**** MATERIAL SHOWN

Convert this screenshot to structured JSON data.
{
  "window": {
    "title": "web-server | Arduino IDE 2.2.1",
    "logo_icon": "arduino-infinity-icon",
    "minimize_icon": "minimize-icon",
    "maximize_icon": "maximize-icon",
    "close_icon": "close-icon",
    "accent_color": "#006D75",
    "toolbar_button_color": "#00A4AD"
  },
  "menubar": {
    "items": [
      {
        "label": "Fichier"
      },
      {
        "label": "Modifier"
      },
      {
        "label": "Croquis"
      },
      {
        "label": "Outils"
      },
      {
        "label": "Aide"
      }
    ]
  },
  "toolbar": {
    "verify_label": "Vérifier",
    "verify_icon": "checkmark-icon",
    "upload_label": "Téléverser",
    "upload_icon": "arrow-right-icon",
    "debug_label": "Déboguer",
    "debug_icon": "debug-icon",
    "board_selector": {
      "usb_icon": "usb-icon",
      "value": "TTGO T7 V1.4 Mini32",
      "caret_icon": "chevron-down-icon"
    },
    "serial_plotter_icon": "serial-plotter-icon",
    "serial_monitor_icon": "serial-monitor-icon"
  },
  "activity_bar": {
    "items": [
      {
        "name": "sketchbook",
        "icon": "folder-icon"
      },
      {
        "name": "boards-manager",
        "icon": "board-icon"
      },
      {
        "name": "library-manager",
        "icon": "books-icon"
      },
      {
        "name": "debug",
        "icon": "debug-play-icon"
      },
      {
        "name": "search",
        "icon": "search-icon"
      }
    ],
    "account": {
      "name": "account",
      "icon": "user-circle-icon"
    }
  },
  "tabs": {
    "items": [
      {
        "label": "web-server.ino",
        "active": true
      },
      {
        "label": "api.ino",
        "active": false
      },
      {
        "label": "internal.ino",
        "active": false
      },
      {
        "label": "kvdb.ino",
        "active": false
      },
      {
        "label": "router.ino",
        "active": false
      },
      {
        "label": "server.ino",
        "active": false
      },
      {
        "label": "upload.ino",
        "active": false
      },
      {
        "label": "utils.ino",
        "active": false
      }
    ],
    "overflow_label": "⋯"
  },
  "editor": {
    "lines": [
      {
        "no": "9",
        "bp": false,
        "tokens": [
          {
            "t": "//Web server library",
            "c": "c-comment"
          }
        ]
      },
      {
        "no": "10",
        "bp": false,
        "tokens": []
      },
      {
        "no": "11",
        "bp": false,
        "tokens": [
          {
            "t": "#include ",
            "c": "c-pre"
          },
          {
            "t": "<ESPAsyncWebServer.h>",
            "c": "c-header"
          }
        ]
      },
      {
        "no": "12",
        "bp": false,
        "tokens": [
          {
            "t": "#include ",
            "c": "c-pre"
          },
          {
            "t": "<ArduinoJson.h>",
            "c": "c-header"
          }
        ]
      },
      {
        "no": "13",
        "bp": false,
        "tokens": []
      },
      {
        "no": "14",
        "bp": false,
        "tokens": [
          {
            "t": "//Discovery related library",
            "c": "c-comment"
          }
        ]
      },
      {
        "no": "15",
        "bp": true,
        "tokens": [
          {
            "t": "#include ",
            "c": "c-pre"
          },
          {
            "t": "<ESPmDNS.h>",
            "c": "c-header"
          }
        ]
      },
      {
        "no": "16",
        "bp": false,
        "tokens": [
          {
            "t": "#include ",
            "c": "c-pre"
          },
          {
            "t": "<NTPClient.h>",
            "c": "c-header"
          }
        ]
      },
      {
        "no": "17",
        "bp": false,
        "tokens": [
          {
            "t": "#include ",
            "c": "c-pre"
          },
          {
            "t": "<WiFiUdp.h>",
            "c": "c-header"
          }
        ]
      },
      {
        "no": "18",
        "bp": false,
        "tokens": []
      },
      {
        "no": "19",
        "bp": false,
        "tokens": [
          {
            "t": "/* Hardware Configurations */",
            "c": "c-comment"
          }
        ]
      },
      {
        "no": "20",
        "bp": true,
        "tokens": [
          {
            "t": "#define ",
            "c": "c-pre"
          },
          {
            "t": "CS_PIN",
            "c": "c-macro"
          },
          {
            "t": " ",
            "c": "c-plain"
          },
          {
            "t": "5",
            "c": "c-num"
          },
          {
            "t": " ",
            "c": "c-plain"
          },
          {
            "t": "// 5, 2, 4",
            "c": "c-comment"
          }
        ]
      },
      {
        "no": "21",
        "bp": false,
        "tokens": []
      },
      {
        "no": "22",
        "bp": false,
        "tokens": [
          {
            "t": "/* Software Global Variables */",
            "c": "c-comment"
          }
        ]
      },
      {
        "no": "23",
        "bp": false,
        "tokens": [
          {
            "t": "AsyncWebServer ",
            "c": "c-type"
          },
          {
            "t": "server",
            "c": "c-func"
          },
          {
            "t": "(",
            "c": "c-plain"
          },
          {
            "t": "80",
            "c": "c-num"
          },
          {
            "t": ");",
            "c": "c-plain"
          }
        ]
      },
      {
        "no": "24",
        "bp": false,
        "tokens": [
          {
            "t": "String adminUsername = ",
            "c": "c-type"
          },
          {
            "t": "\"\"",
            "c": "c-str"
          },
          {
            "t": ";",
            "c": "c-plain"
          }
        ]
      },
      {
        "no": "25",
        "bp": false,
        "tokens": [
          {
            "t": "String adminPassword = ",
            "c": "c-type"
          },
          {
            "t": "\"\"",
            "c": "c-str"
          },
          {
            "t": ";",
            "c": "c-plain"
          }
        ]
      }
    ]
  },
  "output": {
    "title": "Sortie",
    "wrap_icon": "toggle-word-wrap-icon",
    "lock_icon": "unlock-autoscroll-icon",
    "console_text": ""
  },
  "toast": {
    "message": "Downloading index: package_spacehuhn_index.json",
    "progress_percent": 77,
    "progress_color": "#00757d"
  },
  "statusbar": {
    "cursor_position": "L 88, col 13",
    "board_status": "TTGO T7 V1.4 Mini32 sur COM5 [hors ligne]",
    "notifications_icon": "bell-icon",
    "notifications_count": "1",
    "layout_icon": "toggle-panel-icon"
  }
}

********

■ **TASK GOAL**
Copy each line of the records above that carries the word "title".

■ **COMPLETE RESPONSE**
    "title": "web-server | Arduino IDE 2.2.1",
    "title": "Sortie",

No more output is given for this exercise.